EXERCISE REQUIREMENTS
In the entries below, how many lines hold the string "this"? Give only the number.

RECORD SET
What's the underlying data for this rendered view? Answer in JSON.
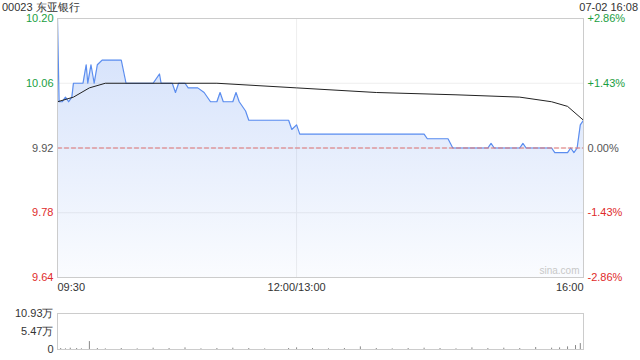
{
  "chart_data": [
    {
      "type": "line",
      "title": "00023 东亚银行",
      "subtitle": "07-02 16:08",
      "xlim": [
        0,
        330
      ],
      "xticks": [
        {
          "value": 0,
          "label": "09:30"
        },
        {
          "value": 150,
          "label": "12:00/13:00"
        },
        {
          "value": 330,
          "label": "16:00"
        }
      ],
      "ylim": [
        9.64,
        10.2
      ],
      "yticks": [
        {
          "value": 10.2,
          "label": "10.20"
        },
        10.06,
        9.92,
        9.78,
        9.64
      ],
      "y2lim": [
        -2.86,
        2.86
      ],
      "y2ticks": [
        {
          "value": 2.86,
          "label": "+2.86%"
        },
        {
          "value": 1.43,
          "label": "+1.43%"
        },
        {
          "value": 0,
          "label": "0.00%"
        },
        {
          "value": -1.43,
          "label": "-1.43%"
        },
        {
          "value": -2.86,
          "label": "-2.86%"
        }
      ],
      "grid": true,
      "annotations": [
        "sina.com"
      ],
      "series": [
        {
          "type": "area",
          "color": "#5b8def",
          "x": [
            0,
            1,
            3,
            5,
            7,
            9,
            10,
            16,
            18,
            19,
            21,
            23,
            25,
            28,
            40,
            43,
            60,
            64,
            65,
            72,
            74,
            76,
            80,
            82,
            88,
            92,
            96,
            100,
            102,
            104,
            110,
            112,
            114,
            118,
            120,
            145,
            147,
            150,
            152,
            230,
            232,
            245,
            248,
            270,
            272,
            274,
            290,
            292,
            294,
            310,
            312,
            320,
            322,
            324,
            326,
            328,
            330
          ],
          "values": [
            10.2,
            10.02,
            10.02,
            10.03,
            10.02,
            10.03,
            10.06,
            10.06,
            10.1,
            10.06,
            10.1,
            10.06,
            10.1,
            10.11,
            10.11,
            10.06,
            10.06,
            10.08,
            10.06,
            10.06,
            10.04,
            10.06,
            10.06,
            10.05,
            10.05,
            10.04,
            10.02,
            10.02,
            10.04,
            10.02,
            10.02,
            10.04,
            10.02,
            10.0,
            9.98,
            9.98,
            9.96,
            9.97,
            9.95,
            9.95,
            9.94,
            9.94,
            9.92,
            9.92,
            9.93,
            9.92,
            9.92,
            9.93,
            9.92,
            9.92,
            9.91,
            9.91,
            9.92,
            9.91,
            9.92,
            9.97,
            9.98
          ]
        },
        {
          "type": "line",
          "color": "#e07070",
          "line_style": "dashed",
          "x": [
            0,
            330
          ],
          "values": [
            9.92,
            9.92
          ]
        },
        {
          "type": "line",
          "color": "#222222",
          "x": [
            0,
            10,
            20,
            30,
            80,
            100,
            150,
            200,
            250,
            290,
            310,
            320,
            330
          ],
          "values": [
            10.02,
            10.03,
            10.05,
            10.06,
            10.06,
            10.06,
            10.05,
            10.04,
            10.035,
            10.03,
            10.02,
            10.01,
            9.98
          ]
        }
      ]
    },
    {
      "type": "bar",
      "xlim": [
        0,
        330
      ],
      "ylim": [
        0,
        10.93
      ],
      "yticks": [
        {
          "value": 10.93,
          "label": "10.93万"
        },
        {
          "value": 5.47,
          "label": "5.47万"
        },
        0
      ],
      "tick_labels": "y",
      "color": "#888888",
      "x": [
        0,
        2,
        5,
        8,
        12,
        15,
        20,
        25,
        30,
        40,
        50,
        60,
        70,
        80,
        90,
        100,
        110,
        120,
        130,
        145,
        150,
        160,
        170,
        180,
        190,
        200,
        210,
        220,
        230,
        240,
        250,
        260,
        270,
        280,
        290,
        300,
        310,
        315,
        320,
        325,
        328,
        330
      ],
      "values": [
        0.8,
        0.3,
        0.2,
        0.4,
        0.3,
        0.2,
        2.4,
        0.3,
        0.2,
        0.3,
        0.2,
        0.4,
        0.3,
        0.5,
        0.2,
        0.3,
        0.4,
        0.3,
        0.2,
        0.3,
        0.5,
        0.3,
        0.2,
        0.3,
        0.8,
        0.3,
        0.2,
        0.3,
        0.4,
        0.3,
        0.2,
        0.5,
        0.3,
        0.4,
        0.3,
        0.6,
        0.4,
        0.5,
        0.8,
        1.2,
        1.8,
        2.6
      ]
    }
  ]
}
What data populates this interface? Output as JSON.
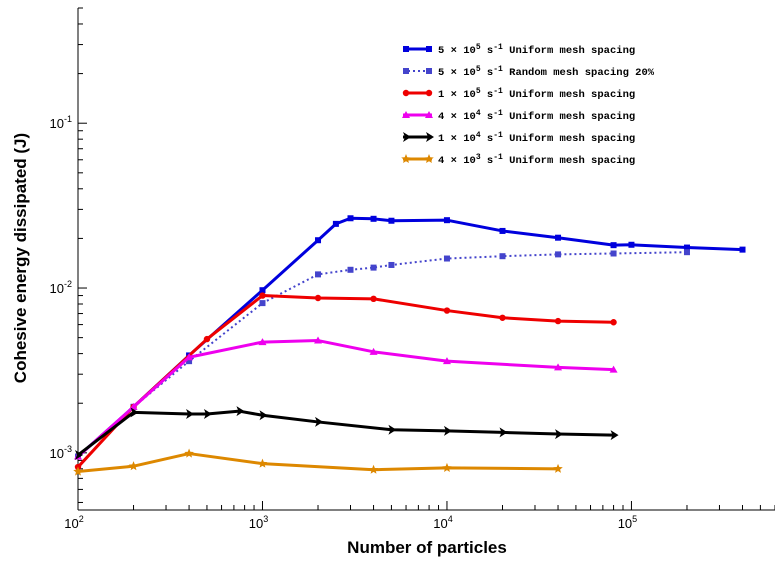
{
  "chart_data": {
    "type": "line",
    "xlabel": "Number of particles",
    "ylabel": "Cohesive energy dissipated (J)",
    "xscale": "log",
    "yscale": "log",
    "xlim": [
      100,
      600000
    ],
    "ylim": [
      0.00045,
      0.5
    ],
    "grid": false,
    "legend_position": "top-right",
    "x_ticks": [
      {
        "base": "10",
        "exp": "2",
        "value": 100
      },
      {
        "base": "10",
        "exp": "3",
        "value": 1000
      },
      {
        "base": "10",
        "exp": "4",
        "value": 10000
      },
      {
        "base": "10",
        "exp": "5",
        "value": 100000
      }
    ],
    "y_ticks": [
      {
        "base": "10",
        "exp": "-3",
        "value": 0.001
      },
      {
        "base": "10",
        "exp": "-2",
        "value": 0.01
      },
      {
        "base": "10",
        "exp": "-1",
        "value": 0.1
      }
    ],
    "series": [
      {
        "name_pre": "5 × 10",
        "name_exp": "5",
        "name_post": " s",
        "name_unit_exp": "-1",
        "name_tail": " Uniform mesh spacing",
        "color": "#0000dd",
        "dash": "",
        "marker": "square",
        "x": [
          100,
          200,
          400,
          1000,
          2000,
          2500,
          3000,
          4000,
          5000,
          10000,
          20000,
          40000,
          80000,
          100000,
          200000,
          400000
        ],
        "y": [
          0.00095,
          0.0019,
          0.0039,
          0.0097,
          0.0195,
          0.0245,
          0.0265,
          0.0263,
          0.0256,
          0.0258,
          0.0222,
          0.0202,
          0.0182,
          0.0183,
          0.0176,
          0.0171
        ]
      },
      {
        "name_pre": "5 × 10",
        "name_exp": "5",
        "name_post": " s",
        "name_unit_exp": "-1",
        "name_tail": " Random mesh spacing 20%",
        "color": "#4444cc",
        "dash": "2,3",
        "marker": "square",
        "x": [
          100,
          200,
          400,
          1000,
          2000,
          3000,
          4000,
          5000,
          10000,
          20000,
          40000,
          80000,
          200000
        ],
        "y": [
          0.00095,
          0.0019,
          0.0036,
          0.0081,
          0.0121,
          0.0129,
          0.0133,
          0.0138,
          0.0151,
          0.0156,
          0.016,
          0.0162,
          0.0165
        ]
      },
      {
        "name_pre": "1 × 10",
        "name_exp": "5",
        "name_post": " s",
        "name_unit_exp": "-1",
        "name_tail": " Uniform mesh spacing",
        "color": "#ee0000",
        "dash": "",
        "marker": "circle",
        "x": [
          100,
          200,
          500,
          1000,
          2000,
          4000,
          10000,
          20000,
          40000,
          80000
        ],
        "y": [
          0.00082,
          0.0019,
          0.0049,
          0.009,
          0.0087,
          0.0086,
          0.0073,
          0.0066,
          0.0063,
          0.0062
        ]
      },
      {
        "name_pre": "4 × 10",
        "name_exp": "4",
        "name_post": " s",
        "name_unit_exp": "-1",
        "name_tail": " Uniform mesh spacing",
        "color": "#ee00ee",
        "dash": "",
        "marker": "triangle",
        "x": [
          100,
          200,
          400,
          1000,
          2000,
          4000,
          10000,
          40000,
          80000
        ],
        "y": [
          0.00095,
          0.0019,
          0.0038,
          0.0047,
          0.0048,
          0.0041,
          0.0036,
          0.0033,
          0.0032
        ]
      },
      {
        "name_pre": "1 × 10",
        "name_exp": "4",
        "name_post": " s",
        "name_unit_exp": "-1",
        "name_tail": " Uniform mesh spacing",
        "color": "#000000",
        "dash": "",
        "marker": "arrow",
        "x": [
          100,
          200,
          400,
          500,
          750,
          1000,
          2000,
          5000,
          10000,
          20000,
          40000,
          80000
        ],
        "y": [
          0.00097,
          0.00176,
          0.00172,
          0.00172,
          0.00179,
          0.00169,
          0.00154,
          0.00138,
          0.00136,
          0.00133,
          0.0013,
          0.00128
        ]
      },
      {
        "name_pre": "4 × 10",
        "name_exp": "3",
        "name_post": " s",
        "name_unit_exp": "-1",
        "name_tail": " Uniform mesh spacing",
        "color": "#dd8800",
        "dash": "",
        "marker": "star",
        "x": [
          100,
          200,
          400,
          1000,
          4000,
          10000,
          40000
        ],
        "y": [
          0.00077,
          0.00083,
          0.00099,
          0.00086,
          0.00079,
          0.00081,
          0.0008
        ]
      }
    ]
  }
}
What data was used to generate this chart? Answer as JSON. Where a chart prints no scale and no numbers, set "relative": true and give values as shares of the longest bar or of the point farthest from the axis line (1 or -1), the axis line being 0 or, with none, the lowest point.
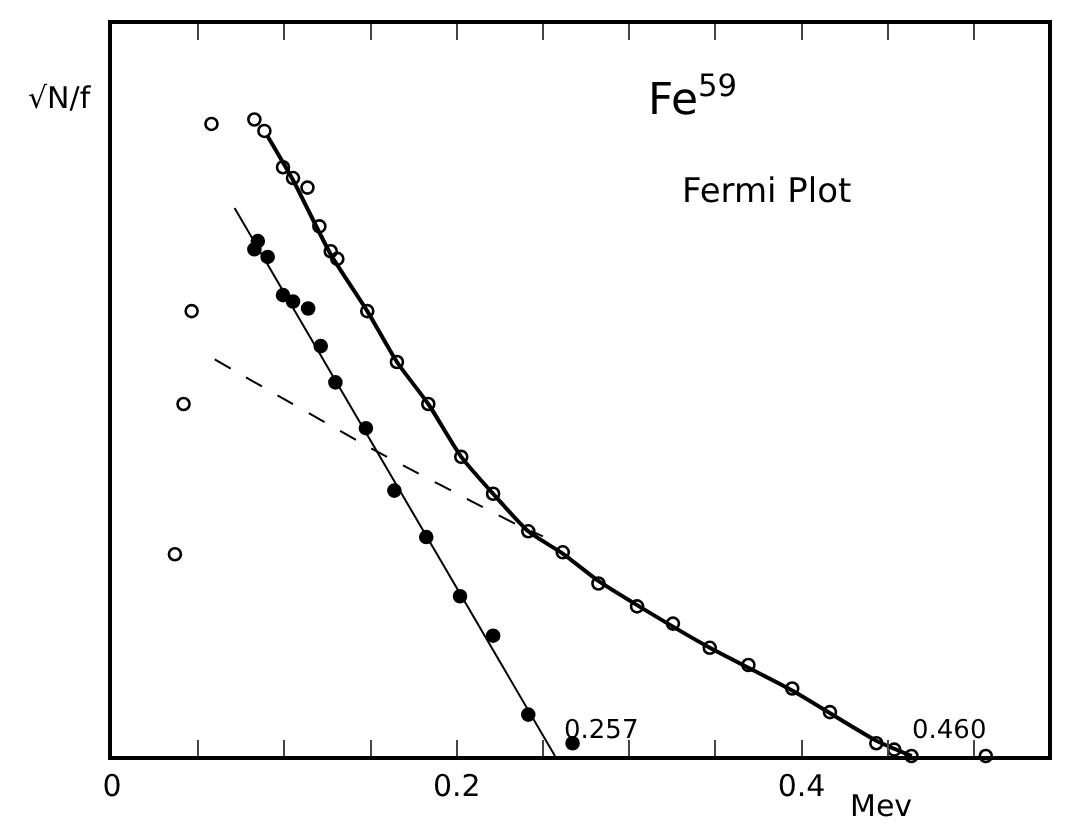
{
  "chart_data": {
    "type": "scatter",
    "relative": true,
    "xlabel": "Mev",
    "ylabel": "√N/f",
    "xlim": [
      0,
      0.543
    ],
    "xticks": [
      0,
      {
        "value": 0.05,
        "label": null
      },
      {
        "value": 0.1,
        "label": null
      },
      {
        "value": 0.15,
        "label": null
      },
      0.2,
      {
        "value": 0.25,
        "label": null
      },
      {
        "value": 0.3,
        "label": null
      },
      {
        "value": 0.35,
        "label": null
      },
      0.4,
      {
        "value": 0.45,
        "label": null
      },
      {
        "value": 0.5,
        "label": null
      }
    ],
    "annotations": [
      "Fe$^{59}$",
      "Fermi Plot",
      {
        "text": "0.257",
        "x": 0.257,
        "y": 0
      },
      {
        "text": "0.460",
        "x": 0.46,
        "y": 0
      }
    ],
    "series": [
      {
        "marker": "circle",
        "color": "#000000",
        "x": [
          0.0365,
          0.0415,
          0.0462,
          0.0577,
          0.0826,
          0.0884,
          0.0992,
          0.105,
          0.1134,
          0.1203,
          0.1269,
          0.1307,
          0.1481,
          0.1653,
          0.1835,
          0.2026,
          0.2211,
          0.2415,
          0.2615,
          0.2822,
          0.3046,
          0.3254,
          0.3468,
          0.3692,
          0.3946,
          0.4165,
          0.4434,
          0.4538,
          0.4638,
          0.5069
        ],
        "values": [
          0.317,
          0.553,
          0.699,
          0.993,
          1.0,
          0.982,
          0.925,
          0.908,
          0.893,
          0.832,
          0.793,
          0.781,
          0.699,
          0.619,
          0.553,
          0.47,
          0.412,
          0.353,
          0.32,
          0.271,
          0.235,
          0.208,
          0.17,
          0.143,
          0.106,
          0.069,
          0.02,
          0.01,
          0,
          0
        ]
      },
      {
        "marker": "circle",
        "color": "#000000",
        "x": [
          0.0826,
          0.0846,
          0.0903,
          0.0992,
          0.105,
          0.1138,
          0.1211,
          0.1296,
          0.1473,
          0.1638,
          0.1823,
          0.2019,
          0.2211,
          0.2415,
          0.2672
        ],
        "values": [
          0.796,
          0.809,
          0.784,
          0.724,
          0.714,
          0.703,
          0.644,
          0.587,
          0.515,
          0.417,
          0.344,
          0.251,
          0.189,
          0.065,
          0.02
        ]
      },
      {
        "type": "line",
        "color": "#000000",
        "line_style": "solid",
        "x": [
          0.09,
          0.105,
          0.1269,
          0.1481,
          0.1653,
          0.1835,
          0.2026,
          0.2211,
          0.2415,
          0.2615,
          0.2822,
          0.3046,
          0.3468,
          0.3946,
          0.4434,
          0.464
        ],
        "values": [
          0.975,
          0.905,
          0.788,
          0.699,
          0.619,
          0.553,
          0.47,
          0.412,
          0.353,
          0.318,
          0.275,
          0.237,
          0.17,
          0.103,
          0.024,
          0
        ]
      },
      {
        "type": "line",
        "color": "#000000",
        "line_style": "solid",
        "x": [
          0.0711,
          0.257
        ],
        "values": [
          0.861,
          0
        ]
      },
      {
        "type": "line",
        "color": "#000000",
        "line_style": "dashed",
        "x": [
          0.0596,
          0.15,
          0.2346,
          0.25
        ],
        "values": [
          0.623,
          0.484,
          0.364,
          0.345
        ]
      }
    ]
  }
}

FINISHED EXERCISE
3